Do this | Extract the lines starting at the one that contains "add-button[interactable]: Hinzufügen... <box>645" and ending at the one that contains "save-icon[interactable] <box>69 324", and reproduce them unchanged.

Data for the task |
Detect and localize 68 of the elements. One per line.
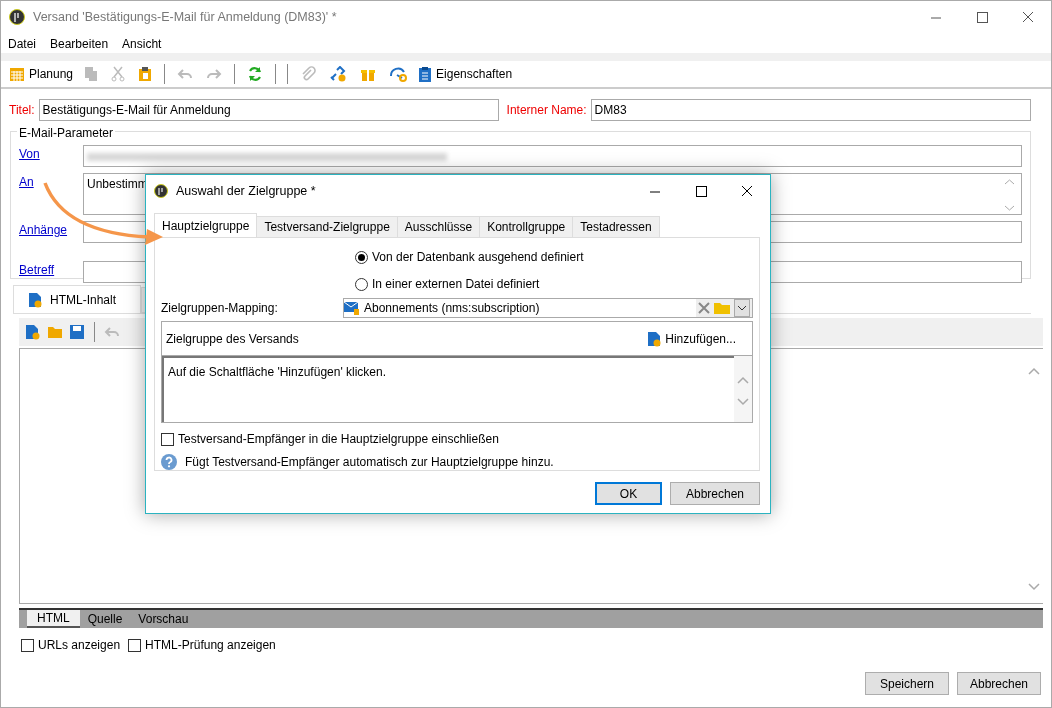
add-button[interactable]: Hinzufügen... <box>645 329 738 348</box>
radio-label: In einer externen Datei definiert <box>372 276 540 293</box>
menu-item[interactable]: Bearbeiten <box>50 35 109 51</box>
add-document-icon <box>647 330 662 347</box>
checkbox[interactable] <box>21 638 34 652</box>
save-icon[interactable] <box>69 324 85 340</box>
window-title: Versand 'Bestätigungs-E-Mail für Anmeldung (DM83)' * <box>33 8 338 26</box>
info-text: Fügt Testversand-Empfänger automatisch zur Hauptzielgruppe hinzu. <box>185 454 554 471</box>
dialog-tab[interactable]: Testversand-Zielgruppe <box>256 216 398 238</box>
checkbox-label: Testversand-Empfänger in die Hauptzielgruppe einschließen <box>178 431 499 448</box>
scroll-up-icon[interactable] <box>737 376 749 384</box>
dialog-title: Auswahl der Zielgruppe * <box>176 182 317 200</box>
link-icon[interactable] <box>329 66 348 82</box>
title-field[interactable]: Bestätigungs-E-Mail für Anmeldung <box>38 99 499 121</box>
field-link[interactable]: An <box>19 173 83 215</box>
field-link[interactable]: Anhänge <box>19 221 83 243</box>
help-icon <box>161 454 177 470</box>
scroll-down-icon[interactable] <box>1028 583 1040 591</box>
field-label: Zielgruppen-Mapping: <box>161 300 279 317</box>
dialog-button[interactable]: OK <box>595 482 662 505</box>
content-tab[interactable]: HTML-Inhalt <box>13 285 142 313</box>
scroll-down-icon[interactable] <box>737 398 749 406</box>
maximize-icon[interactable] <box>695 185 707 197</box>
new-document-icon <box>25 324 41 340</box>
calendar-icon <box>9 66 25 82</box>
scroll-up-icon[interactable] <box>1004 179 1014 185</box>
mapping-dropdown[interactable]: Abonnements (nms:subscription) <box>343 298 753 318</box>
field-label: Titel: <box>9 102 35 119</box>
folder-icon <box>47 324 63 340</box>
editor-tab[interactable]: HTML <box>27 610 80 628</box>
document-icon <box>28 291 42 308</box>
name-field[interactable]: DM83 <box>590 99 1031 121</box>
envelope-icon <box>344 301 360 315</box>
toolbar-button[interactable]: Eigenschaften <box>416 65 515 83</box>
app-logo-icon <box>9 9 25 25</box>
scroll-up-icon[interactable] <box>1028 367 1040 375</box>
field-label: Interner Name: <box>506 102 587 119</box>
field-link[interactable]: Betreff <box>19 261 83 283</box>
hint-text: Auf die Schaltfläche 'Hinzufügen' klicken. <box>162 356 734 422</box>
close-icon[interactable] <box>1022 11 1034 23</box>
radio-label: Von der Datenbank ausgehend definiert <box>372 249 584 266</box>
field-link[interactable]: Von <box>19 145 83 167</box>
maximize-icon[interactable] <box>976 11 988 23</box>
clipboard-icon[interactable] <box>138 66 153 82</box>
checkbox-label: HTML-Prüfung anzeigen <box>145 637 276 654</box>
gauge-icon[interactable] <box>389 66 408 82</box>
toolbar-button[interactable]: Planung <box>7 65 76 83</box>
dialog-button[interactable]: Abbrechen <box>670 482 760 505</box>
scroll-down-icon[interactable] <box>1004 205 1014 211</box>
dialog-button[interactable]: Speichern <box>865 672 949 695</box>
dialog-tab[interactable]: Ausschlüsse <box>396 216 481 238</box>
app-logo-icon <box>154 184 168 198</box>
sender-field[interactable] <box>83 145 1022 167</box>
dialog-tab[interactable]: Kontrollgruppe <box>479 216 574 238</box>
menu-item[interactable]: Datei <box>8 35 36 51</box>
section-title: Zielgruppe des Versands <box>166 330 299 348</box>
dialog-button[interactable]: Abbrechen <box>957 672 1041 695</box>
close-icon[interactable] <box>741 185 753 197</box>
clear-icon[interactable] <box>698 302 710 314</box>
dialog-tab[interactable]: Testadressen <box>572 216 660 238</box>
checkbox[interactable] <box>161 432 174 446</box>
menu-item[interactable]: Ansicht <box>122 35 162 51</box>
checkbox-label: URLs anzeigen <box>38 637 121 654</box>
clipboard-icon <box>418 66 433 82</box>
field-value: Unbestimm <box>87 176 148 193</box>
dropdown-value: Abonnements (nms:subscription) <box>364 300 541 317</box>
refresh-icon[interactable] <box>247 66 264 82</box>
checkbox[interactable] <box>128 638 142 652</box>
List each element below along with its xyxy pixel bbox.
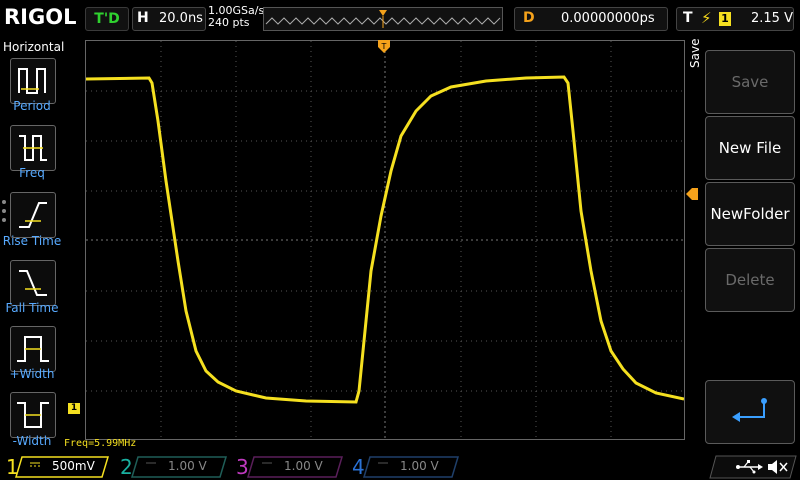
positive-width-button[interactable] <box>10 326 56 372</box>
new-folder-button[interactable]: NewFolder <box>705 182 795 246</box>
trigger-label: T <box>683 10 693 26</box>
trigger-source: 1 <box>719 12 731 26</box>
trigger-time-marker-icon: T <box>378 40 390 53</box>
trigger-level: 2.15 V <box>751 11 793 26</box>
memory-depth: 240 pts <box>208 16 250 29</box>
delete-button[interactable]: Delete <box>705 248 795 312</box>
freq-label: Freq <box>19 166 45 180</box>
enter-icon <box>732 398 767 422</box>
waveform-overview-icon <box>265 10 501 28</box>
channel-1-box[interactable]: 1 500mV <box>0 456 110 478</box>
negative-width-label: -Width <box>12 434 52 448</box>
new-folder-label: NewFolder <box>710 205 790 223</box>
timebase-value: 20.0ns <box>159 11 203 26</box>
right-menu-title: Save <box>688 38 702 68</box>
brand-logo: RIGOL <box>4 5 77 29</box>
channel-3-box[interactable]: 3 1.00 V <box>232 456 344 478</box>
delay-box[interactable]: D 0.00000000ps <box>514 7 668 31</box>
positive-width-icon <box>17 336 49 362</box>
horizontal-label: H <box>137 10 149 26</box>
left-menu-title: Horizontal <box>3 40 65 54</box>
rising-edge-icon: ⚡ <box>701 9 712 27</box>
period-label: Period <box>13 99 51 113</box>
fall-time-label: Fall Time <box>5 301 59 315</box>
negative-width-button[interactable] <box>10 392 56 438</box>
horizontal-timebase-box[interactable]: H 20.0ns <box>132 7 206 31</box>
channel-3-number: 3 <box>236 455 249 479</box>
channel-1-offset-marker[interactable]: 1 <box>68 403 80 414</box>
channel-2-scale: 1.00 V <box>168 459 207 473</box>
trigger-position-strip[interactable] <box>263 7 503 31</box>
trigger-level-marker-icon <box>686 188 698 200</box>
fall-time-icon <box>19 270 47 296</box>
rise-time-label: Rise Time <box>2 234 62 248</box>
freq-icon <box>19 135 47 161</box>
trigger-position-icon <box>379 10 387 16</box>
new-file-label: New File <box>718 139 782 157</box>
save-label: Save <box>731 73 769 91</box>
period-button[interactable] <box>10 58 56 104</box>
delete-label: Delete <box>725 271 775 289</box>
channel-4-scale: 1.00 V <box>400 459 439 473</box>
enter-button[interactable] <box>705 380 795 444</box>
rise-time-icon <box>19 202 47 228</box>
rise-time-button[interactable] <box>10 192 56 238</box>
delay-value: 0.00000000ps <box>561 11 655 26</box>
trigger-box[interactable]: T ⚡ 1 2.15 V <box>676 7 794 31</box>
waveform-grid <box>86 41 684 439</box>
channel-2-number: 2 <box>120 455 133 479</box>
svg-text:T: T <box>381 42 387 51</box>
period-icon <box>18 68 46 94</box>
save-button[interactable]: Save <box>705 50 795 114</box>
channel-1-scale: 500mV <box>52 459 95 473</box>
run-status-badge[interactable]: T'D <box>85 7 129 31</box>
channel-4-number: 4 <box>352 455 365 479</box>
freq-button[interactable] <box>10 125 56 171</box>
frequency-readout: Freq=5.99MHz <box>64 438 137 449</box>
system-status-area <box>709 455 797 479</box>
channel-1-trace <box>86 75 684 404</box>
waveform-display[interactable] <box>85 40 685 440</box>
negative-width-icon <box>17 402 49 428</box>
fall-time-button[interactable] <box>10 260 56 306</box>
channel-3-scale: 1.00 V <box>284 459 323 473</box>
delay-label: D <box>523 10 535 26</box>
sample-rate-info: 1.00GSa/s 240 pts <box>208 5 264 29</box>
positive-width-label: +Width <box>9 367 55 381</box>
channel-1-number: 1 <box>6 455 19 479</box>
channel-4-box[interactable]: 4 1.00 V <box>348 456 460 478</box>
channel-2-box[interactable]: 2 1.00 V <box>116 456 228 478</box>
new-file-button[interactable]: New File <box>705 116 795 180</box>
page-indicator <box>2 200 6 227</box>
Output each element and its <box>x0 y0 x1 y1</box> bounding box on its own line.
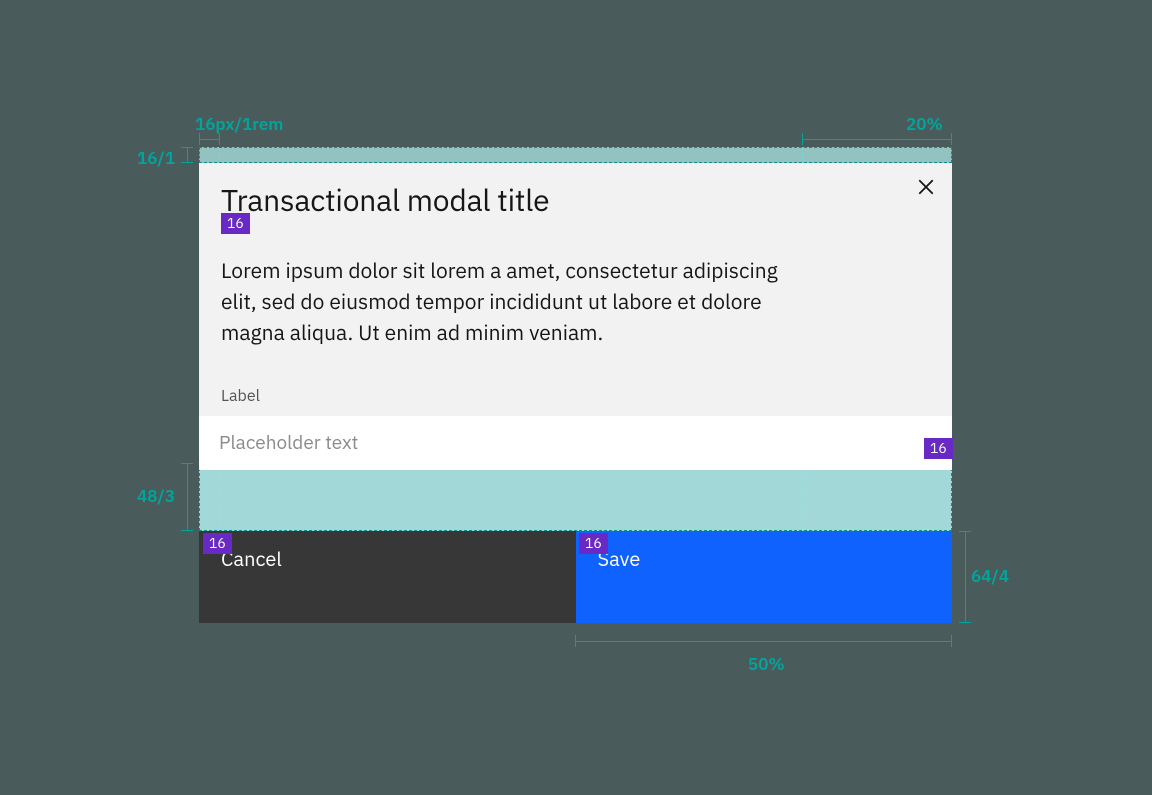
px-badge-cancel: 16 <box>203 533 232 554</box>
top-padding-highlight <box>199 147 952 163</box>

Full solution |
add-button[interactable]: Hinzufügen... <box>645 329 738 348</box>
radio-label: In einer externen Datei definiert <box>372 276 540 293</box>
menu-item[interactable]: Bearbeiten <box>50 35 109 51</box>
add-document-icon <box>647 330 662 347</box>
checkbox[interactable] <box>21 638 34 652</box>
save-icon[interactable] <box>69 324 85 340</box>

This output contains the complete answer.